• [Aim of the task] Print all the entries verbatim.
-- Data listing start --
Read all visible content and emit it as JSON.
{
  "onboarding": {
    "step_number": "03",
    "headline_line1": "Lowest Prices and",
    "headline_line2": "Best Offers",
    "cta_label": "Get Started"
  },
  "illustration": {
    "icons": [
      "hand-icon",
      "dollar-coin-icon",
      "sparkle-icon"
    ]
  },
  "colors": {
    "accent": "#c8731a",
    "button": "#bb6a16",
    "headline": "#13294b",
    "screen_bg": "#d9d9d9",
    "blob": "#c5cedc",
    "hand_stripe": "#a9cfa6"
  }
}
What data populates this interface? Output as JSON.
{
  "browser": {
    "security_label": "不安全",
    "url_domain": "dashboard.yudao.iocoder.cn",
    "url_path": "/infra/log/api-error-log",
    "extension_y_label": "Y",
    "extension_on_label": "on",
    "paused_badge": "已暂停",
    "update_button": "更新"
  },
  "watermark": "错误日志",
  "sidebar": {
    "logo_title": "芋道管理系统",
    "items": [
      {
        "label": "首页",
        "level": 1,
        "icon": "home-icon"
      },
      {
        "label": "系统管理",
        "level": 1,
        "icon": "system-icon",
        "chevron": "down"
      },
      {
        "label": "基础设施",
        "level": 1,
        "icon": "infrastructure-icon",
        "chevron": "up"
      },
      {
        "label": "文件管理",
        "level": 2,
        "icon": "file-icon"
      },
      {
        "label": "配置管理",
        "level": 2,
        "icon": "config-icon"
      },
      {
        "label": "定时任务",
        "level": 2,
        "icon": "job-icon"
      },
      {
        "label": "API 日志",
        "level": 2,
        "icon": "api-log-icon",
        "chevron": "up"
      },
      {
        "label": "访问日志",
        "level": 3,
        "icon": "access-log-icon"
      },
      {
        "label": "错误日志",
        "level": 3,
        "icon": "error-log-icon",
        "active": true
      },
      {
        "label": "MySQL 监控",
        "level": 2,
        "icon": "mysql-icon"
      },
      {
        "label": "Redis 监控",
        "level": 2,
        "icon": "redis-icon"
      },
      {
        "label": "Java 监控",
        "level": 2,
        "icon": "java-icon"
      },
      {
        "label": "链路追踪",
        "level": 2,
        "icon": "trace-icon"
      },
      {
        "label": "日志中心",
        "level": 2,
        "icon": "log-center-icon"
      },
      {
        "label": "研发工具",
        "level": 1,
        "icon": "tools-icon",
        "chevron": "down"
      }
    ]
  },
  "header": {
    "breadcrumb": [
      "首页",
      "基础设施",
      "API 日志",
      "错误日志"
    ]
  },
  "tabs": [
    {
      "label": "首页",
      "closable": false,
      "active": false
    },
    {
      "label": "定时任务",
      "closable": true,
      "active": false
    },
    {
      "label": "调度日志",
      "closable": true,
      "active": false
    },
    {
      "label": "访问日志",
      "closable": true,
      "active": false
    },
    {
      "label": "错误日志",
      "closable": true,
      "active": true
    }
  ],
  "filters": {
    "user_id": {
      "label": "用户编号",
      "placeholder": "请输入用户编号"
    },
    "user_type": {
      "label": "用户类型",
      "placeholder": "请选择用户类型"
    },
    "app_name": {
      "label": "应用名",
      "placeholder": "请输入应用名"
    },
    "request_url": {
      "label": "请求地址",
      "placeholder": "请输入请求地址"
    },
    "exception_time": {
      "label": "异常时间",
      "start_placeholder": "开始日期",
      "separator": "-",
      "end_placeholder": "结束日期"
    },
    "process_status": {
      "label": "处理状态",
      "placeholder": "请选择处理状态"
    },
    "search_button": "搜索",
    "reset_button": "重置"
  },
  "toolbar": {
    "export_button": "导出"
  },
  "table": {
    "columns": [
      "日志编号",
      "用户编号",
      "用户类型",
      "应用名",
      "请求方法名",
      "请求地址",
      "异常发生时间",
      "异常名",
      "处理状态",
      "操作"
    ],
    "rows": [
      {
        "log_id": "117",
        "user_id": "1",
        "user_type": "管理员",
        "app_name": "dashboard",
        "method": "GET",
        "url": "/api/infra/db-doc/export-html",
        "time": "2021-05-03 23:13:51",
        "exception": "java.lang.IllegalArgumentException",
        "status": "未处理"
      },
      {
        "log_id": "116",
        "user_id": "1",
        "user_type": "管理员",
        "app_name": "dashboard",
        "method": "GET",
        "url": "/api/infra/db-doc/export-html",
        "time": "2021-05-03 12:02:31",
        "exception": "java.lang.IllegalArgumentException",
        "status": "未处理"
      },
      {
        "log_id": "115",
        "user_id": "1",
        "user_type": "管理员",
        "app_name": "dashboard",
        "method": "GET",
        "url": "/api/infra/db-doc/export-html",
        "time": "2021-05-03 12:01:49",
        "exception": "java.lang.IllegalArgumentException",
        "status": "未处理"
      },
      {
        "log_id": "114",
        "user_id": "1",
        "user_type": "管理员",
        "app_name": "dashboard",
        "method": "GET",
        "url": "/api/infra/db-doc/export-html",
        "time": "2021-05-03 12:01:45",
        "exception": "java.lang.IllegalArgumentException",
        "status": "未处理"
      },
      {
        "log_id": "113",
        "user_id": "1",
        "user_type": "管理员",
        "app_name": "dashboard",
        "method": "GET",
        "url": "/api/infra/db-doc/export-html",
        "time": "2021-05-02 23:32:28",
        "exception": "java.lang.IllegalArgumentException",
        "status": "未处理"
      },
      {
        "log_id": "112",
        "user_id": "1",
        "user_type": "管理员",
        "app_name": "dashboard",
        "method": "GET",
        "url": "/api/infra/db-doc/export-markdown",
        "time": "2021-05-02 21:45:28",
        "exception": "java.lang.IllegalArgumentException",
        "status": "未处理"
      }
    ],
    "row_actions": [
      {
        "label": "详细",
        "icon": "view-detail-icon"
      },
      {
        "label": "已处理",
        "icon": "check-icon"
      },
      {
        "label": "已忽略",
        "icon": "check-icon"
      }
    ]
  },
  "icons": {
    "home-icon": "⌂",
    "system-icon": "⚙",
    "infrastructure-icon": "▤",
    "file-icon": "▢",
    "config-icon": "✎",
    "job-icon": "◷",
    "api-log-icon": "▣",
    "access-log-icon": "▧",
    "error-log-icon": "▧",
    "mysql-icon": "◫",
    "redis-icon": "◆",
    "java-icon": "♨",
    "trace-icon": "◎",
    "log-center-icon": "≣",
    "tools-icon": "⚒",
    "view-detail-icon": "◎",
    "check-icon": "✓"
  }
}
-- Data listing end --
• [Answer for the task]
Read all visible content and emit it as JSON.
{
  "onboarding": {
    "step_number": "03",
    "headline_line1": "Lowest Prices and",
    "headline_line2": "Best Offers",
    "cta_label": "Get Started"
  },
  "illustration": {
    "icons": [
      "hand-icon",
      "dollar-coin-icon",
      "sparkle-icon"
    ]
  },
  "colors": {
    "accent": "#c8731a",
    "button": "#bb6a16",
    "headline": "#13294b",
    "screen_bg": "#d9d9d9",
    "blob": "#c5cedc",
    "hand_stripe": "#a9cfa6"
  }
}
What data populates this interface? Output as JSON.
{
  "browser": {
    "security_label": "不安全",
    "url_domain": "dashboard.yudao.iocoder.cn",
    "url_path": "/infra/log/api-error-log",
    "extension_y_label": "Y",
    "extension_on_label": "on",
    "paused_badge": "已暂停",
    "update_button": "更新"
  },
  "watermark": "错误日志",
  "sidebar": {
    "logo_title": "芋道管理系统",
    "items": [
      {
        "label": "首页",
        "level": 1,
        "icon": "home-icon"
      },
      {
        "label": "系统管理",
        "level": 1,
        "icon": "system-icon",
        "chevron": "down"
      },
      {
        "label": "基础设施",
        "level": 1,
        "icon": "infrastructure-icon",
        "chevron": "up"
      },
      {
        "label": "文件管理",
        "level": 2,
        "icon": "file-icon"
      },
      {
        "label": "配置管理",
        "level": 2,
        "icon": "config-icon"
      },
      {
        "label": "定时任务",
        "level": 2,
        "icon": "job-icon"
      },
      {
        "label": "API 日志",
        "level": 2,
        "icon": "api-log-icon",
        "chevron": "up"
      },
      {
        "label": "访问日志",
        "level": 3,
        "icon": "access-log-icon"
      },
      {
        "label": "错误日志",
        "level": 3,
        "icon": "error-log-icon",
        "active": true
      },
      {
        "label": "MySQL 监控",
        "level": 2,
        "icon": "mysql-icon"
      },
      {
        "label": "Redis 监控",
        "level": 2,
        "icon": "redis-icon"
      },
      {
        "label": "Java 监控",
        "level": 2,
        "icon": "java-icon"
      },
      {
        "label": "链路追踪",
        "level": 2,
        "icon": "trace-icon"
      },
      {
        "label": "日志中心",
        "level": 2,
        "icon": "log-center-icon"
      },
      {
        "label": "研发工具",
        "level": 1,
        "icon": "tools-icon",
        "chevron": "down"
      }
    ]
  },
  "header": {
    "breadcrumb": [
      "首页",
      "基础设施",
      "API 日志",
      "错误日志"
    ]
  },
  "tabs": [
    {
      "label": "首页",
      "closable": false,
      "active": false
    },
    {
      "label": "定时任务",
      "closable": true,
      "active": false
    },
    {
      "label": "调度日志",
      "closable": true,
      "active": false
    },
    {
      "label": "访问日志",
      "closable": true,
      "active": false
    },
    {
      "label": "错误日志",
      "closable": true,
      "active": true
    }
  ],
  "filters": {
    "user_id": {
      "label": "用户编号",
      "placeholder": "请输入用户编号"
    },
    "user_type": {
      "label": "用户类型",
      "placeholder": "请选择用户类型"
    },
    "app_name": {
      "label": "应用名",
      "placeholder": "请输入应用名"
    },
    "request_url": {
      "label": "请求地址",
      "placeholder": "请输入请求地址"
    },
    "exception_time": {
      "label": "异常时间",
      "start_placeholder": "开始日期",
      "separator": "-",
      "end_placeholder": "结束日期"
    },
    "process_status": {
      "label": "处理状态",
      "placeholder": "请选择处理状态"
    },
    "search_button": "搜索",
    "reset_button": "重置"
  },
  "toolbar": {
    "export_button": "导出"
  },
  "table": {
    "columns": [
      "日志编号",
      "用户编号",
      "用户类型",
      "应用名",
      "请求方法名",
      "请求地址",
      "异常发生时间",
      "异常名",
      "处理状态",
      "操作"
    ],
    "rows": [
      {
        "log_id": "117",
        "user_id": "1",
        "user_type": "管理员",
        "app_name": "dashboard",
        "method": "GET",
        "url": "/api/infra/db-doc/export-html",
        "time": "2021-05-03 23:13:51",
        "exception": "java.lang.IllegalArgumentException",
        "status": "未处理"
      },
      {
        "log_id": "116",
        "user_id": "1",
        "user_type": "管理员",
        "app_name": "dashboard",
        "method": "GET",
        "url": "/api/infra/db-doc/export-html",
        "time": "2021-05-03 12:02:31",
        "exception": "java.lang.IllegalArgumentException",
        "status": "未处理"
      },
      {
        "log_id": "115",
        "user_id": "1",
        "user_type": "管理员",
        "app_name": "dashboard",
        "method": "GET",
        "url": "/api/infra/db-doc/export-html",
        "time": "2021-05-03 12:01:49",
        "exception": "java.lang.IllegalArgumentException",
        "status": "未处理"
      },
      {
        "log_id": "114",
        "user_id": "1",
        "user_type": "管理员",
        "app_name": "dashboard",
        "method": "GET",
        "url": "/api/infra/db-doc/export-html",
        "time": "2021-05-03 12:01:45",
        "exception": "java.lang.IllegalArgumentException",
        "status": "未处理"
      },
      {
        "log_id": "113",
        "user_id": "1",
        "user_type": "管理员",
        "app_name": "dashboard",
        "method": "GET",
        "url": "/api/infra/db-doc/export-html",
        "time": "2021-05-02 23:32:28",
        "exception": "java.lang.IllegalArgumentException",
        "status": "未处理"
      },
      {
        "log_id": "112",
        "user_id": "1",
        "user_type": "管理员",
        "app_name": "dashboard",
        "method": "GET",
        "url": "/api/infra/db-doc/export-markdown",
        "time": "2021-05-02 21:45:28",
        "exception": "java.lang.IllegalArgumentException",
        "status": "未处理"
      }
    ],
    "row_actions": [
      {
        "label": "详细",
        "icon": "view-detail-icon"
      },
      {
        "label": "已处理",
        "icon": "check-icon"
      },
      {
        "label": "已忽略",
        "icon": "check-icon"
      }
    ]
  },
  "icons": {
    "home-icon": "⌂",
    "system-icon": "⚙",
    "infrastructure-icon": "▤",
    "file-icon": "▢",
    "config-icon": "✎",
    "job-icon": "◷",
    "api-log-icon": "▣",
    "access-log-icon": "▧",
    "error-log-icon": "▧",
    "mysql-icon": "◫",
    "redis-icon": "◆",
    "java-icon": "♨",
    "trace-icon": "◎",
    "log-center-icon": "≣",
    "tools-icon": "⚒",
    "view-detail-icon": "◎",
    "check-icon": "✓"
  }
}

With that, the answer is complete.